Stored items

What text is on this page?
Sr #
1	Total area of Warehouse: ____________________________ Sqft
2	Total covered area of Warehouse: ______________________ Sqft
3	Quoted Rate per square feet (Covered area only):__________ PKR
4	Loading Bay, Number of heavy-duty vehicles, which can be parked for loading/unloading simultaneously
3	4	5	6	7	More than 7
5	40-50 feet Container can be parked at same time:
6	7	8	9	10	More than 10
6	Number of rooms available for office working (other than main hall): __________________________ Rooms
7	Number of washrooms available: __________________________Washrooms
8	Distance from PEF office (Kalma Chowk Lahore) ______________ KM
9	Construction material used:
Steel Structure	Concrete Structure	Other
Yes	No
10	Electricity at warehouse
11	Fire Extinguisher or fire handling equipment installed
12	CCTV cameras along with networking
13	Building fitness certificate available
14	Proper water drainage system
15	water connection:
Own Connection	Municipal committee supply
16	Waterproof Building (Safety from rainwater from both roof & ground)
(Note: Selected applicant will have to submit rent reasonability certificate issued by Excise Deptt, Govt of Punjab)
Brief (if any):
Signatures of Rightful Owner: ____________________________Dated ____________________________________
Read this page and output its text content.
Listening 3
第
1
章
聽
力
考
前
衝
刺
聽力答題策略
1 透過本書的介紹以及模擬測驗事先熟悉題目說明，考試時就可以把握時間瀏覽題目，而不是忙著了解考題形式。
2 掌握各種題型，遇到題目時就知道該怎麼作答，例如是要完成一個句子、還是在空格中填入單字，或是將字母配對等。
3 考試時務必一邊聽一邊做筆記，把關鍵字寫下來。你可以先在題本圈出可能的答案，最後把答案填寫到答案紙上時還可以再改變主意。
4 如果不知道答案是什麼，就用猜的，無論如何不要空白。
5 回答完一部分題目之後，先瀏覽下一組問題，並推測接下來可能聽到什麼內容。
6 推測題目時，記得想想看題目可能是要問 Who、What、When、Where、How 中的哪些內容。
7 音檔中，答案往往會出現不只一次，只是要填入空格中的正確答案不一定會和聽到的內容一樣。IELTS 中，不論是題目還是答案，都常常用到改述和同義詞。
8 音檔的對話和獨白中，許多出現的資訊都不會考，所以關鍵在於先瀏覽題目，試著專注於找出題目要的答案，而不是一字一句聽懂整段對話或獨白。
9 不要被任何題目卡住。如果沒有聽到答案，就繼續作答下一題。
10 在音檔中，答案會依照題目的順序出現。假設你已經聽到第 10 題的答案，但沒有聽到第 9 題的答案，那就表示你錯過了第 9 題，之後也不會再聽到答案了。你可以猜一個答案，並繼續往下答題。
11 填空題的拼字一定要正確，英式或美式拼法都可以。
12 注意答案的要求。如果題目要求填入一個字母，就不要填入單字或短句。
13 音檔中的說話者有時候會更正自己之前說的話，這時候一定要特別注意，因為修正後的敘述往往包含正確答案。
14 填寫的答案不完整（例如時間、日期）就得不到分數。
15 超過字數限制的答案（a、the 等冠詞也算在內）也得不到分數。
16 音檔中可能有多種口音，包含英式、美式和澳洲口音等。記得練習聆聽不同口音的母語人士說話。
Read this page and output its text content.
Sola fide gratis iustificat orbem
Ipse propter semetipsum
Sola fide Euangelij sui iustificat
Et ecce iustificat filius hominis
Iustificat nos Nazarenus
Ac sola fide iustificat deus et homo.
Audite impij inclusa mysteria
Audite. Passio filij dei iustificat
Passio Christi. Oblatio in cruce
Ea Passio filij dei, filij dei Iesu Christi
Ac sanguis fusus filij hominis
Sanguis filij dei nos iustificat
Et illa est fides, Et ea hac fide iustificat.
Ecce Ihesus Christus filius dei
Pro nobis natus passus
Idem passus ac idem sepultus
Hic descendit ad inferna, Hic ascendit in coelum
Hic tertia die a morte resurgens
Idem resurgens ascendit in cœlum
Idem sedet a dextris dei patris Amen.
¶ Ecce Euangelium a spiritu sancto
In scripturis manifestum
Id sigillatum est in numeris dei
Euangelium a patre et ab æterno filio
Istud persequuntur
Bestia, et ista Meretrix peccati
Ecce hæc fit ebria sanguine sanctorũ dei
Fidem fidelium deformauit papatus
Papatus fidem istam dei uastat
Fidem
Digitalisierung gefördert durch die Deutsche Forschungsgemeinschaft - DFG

> [THE EXERCISE] For each line of the entries that includes "Euangelium", show that line.

> [RESULT BELOW]
¶ Ecce Euangelium a spiritu sancto
Euangelium a patre et ab æterno filio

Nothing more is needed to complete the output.